◆ Selection
==============================

[Tagging] Trailhead tagging

Peter Elderson pelderson at gmail.com
Wed Jan 2 19:57:04 UTC 2019


Copying from an earlier response: Designated starting point for multiple
routes into a nature area.  There is a designed marking pole or stele,
information boards, seats or benches, free parking space nearby. This one
is in a small village:
https://www.google.nl/maps/@52.4336993,6.834158,3a,75y,191.07h,84.64t/data=!3m6!1e1!3m4!1sby0P5NTeyqR3fyrgDNqCOA!2e0!7i13312!8i6656?hl=nl

Here is another one, with emphasis on Parking. On the left behind the
parking is the actual access point to the trails.
https://www.google.nl/maps/@51.6284198,5.0889629,3a,76.4y,32.53h,96.56t/data=!3m6!1e1!3m4!1sy3HdYWJ2zZ1rw1ozqJyrXw!2e0!7i13312!8i6656?hl=nl

The operators are governmental bodies. They publish the lists on recreation
websites. Each province has its own list. VVV of course lists/presents them
as well.

These points are designed for trail access.

==============================

◆ Stated task 1
Arrange the stretch of the records from their first line through the line that contains "candle-down: [989, 364, 998, 382]" as a JSON list of strings, one string per line, leaving out blank lines.
The records that come next have no connection to the trailhead tagging message.

==============================

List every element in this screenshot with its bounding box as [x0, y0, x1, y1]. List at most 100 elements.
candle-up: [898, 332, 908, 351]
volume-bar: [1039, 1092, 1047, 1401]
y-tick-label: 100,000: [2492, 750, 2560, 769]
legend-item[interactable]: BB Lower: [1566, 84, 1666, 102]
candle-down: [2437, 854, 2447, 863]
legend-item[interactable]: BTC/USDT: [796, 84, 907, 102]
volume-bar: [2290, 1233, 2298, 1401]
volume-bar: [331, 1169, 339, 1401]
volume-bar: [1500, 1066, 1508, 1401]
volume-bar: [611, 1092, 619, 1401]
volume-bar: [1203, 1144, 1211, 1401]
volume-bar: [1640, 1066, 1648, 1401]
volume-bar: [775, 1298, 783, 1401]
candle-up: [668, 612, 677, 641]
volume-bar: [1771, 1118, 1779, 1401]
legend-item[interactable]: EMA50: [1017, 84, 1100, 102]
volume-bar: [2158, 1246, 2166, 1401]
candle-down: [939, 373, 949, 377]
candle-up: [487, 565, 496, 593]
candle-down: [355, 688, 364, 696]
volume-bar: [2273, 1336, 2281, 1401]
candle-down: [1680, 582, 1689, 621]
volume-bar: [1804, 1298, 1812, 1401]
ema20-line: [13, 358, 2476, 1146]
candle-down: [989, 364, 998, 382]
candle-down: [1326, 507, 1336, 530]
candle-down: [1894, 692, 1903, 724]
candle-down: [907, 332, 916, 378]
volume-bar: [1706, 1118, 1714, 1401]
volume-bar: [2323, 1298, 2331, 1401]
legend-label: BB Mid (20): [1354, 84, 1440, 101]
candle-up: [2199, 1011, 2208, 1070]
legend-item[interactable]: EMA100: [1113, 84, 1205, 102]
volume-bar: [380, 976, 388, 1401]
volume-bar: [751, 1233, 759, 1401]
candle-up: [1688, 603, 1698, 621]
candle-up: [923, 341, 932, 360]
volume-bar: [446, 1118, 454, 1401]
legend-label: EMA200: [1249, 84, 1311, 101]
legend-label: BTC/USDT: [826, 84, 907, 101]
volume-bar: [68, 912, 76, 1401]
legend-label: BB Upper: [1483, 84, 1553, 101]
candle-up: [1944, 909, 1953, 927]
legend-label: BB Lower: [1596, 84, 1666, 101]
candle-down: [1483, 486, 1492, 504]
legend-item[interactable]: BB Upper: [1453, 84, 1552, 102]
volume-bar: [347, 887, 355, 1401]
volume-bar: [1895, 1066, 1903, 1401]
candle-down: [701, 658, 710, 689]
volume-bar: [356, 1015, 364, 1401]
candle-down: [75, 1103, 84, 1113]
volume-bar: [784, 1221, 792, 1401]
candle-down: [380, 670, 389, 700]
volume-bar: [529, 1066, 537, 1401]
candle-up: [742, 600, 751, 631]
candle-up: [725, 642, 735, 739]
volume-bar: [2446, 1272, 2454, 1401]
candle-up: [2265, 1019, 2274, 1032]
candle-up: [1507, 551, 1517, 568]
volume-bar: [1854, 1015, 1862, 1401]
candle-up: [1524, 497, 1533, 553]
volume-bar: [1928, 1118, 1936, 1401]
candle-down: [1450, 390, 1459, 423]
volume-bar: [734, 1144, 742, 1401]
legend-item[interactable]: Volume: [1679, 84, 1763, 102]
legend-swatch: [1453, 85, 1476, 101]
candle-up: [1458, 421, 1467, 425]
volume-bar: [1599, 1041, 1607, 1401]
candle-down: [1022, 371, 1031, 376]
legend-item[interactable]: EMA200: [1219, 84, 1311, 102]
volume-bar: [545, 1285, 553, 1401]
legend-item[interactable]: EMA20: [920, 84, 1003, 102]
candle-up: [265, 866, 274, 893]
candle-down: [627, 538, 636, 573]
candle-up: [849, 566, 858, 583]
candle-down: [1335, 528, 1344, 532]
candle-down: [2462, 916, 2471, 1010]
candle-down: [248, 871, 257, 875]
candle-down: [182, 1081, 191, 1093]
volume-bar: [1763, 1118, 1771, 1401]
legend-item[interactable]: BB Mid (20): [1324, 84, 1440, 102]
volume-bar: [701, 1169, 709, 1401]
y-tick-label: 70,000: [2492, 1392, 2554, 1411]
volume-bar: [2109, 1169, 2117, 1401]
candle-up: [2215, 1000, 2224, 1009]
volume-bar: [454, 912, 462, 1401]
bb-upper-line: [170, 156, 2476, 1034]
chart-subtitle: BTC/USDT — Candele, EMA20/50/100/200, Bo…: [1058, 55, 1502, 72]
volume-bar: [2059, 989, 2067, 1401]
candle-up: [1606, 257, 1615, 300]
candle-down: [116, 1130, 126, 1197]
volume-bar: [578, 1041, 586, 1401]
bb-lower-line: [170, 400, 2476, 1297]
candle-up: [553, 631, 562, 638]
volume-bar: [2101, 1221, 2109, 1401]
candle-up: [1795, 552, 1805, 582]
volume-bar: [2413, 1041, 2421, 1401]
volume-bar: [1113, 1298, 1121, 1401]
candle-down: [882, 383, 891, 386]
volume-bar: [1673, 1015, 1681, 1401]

==============================

◆ Stated task 2
Pick up the trailhead tagging message after its last sentence and continue it.

◆ Task result 1
[
  "List every element in this screenshot with its bounding box as [x0, y0, x1, y1]. List at most 100 elements.",
  "candle-up: [898, 332, 908, 351]",
  "volume-bar: [1039, 1092, 1047, 1401]",
  "y-tick-label: 100,000: [2492, 750, 2560, 769]",
  "legend-item[interactable]: BB Lower: [1566, 84, 1666, 102]",
  "candle-down: [2437, 854, 2447, 863]",
  "legend-item[interactable]: BTC/USDT: [796, 84, 907, 102]",
  "volume-bar: [2290, 1233, 2298, 1401]",
  "volume-bar: [331, 1169, 339, 1401]",
  "volume-bar: [1500, 1066, 1508, 1401]",
  "volume-bar: [611, 1092, 619, 1401]",
  "volume-bar: [1203, 1144, 1211, 1401]",
  "volume-bar: [1640, 1066, 1648, 1401]",
  "volume-bar: [775, 1298, 783, 1401]",
  "candle-up: [668, 612, 677, 641]",
  "volume-bar: [1771, 1118, 1779, 1401]",
  "legend-item[interactable]: EMA50: [1017, 84, 1100, 102]",
  "volume-bar: [2158, 1246, 2166, 1401]",
  "candle-down: [939, 373, 949, 377]",
  "candle-up: [487, 565, 496, 593]",
  "candle-down: [355, 688, 364, 696]",
  "volume-bar: [2273, 1336, 2281, 1401]",
  "candle-down: [1680, 582, 1689, 621]",
  "volume-bar: [1804, 1298, 1812, 1401]",
  "ema20-line: [13, 358, 2476, 1146]",
  "candle-down: [989, 364, 998, 382]"
]

◆ Task result 2
Some other examples have been mailed by others, I thought?



Op wo 2 jan. 2019 om 19:44 schreef Kevin Kenny <kevin.b.kenny at gmail.com>:

> On Wed, Jan 2, 2019 at 8:13 AM Peter Elderson <pelderson at gmail.com> wrote:
> > Sometimes it would, sometimes it would not. If the node actually
> represents the start of the trail, it is already in the relation because it
> is part of the way that belongs to the route. In the situation that a
> trailhead node represents a named cluster of helpful facilities/amenities
> in the vicinity of several trails or networks, you wouldn't want to add it
> to all the relations, because a. it's not actually part of the routes and
> b. maintenance of all the routes would be quite error-prone and not really
> intuitive.
> >
> > A site relation has been suggested for the more complex trailheads. You
> would include the node there, the parking(s), the information booth or
> guide stands, maybe PT-stops, possibly the route relations you can access
> from the site...
> >
> > Mapping a trailhead node as I suggested does not stand in the way of
> more complex options. My idea: begin with the simplest common element which
> supports all the other options.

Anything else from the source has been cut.